• _What you should do_
Please reproduce every record, keeping each one exactly as written.

[Begin Records provided]

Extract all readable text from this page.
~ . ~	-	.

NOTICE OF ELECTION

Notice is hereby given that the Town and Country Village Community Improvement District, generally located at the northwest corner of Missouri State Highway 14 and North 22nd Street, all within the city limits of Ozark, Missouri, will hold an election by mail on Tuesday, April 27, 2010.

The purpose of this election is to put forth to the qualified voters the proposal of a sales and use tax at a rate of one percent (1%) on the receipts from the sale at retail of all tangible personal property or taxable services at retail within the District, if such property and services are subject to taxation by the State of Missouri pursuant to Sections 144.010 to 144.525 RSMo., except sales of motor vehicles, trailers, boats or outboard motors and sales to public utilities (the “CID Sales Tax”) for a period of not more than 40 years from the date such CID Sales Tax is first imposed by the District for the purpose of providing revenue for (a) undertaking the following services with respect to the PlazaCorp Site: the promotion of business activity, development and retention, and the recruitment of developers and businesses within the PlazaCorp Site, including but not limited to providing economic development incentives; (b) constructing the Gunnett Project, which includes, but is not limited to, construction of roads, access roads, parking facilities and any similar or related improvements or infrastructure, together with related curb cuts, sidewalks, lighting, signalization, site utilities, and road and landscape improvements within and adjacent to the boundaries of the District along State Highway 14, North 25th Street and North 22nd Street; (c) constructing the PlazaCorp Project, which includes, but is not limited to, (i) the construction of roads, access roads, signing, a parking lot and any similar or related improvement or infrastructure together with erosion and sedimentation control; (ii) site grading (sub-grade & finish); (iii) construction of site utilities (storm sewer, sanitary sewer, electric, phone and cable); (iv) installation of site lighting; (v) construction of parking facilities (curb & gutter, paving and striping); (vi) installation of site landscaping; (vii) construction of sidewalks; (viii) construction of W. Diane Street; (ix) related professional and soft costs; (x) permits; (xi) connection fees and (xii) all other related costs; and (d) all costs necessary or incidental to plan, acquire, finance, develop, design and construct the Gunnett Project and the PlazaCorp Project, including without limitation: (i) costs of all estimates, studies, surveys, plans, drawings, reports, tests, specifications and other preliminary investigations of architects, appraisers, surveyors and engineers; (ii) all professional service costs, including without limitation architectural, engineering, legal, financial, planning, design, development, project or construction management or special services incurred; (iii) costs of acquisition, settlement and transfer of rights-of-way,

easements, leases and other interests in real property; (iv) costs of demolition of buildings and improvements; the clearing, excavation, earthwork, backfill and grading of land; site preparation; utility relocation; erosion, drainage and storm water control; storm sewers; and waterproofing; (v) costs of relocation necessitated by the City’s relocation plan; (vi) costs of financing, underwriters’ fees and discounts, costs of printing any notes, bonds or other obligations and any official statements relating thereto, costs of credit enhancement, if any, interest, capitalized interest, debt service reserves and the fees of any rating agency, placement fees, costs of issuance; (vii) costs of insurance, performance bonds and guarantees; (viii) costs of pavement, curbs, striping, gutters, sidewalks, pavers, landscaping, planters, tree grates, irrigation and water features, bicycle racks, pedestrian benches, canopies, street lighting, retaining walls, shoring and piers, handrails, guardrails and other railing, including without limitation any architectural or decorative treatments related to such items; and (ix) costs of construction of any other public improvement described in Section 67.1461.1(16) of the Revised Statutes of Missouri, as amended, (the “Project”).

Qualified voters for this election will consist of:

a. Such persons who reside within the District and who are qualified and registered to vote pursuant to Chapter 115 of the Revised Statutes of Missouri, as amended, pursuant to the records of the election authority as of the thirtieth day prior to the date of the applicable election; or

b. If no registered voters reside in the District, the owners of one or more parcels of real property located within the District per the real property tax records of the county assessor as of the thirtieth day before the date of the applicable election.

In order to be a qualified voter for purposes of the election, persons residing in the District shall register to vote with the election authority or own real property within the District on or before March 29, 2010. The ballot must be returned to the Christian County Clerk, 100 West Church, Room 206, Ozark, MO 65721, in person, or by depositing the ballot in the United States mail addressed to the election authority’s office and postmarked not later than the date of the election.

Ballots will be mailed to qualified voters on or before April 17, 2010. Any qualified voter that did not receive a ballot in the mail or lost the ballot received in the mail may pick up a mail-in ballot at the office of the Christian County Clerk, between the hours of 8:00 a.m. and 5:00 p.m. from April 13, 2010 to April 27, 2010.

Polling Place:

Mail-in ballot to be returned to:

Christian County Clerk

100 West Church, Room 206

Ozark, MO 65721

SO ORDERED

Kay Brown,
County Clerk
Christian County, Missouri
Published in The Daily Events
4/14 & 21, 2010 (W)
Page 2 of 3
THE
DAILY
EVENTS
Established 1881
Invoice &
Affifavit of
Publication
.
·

[End Records provided]

• _Response to the exercise_
Extract all readable text from this page.
~ . ~	-	.

NOTICE OF ELECTION

Notice is hereby given that the Town and Country Village Community Improvement District, generally located at the northwest corner of Missouri State Highway 14 and North 22nd Street, all within the city limits of Ozark, Missouri, will hold an election by mail on Tuesday, April 27, 2010.

The purpose of this election is to put forth to the qualified voters the proposal of a sales and use tax at a rate of one percent (1%) on the receipts from the sale at retail of all tangible personal property or taxable services at retail within the District, if such property and services are subject to taxation by the State of Missouri pursuant to Sections 144.010 to 144.525 RSMo., except sales of motor vehicles, trailers, boats or outboard motors and sales to public utilities (the “CID Sales Tax”) for a period of not more than 40 years from the date such CID Sales Tax is first imposed by the District for the purpose of providing revenue for (a) undertaking the following services with respect to the PlazaCorp Site: the promotion of business activity, development and retention, and the recruitment of developers and businesses within the PlazaCorp Site, including but not limited to providing economic development incentives; (b) constructing the Gunnett Project, which includes, but is not limited to, construction of roads, access roads, parking facilities and any similar or related improvements or infrastructure, together with related curb cuts, sidewalks, lighting, signalization, site utilities, and road and landscape improvements within and adjacent to the boundaries of the District along State Highway 14, North 25th Street and North 22nd Street; (c) constructing the PlazaCorp Project, which includes, but is not limited to, (i) the construction of roads, access roads, signing, a parking lot and any similar or related improvement or infrastructure together with erosion and sedimentation control; (ii) site grading (sub-grade & finish); (iii) construction of site utilities (storm sewer, sanitary sewer, electric, phone and cable); (iv) installation of site lighting; (v) construction of parking facilities (curb & gutter, paving and striping); (vi) installation of site landscaping; (vii) construction of sidewalks; (viii) construction of W. Diane Street; (ix) related professional and soft costs; (x) permits; (xi) connection fees and (xii) all other related costs; and (d) all costs necessary or incidental to plan, acquire, finance, develop, design and construct the Gunnett Project and the PlazaCorp Project, including without limitation: (i) costs of all estimates, studies, surveys, plans, drawings, reports, tests, specifications and other preliminary investigations of architects, appraisers, surveyors and engineers; (ii) all professional service costs, including without limitation architectural, engineering, legal, financial, planning, design, development, project or construction management or special services incurred; (iii) costs of acquisition, settlement and transfer of rights-of-way,

easements, leases and other interests in real property; (iv) costs of demolition of buildings and improvements; the clearing, excavation, earthwork, backfill and grading of land; site preparation; utility relocation; erosion, drainage and storm water control; storm sewers; and waterproofing; (v) costs of relocation necessitated by the City’s relocation plan; (vi) costs of financing, underwriters’ fees and discounts, costs of printing any notes, bonds or other obligations and any official statements relating thereto, costs of credit enhancement, if any, interest, capitalized interest, debt service reserves and the fees of any rating agency, placement fees, costs of issuance; (vii) costs of insurance, performance bonds and guarantees; (viii) costs of pavement, curbs, striping, gutters, sidewalks, pavers, landscaping, planters, tree grates, irrigation and water features, bicycle racks, pedestrian benches, canopies, street lighting, retaining walls, shoring and piers, handrails, guardrails and other railing, including without limitation any architectural or decorative treatments related to such items; and (ix) costs of construction of any other public improvement described in Section 67.1461.1(16) of the Revised Statutes of Missouri, as amended, (the “Project”).

Qualified voters for this election will consist of:

a. Such persons who reside within the District and who are qualified and registered to vote pursuant to Chapter 115 of the Revised Statutes of Missouri, as amended, pursuant to the records of the election authority as of the thirtieth day prior to the date of the applicable election; or

b. If no registered voters reside in the District, the owners of one or more parcels of real property located within the District per the real property tax records of the county assessor as of the thirtieth day before the date of the applicable election.

In order to be a qualified voter for purposes of the election, persons residing in the District shall register to vote with the election authority or own real property within the District on or before March 29, 2010. The ballot must be returned to the Christian County Clerk, 100 West Church, Room 206, Ozark, MO 65721, in person, or by depositing the ballot in the United States mail addressed to the election authority’s office and postmarked not later than the date of the election.

Ballots will be mailed to qualified voters on or before April 17, 2010. Any qualified voter that did not receive a ballot in the mail or lost the ballot received in the mail may pick up a mail-in ballot at the office of the Christian County Clerk, between the hours of 8:00 a.m. and 5:00 p.m. from April 13, 2010 to April 27, 2010.

Polling Place:

Mail-in ballot to be returned to:

Christian County Clerk

100 West Church, Room 206

Ozark, MO 65721

SO ORDERED

Kay Brown,
County Clerk
Christian County, Missouri
Published in The Daily Events
4/14 & 21, 2010 (W)
Page 2 of 3
THE
DAILY
EVENTS
Established 1881
Invoice &
Affifavit of
Publication
.
·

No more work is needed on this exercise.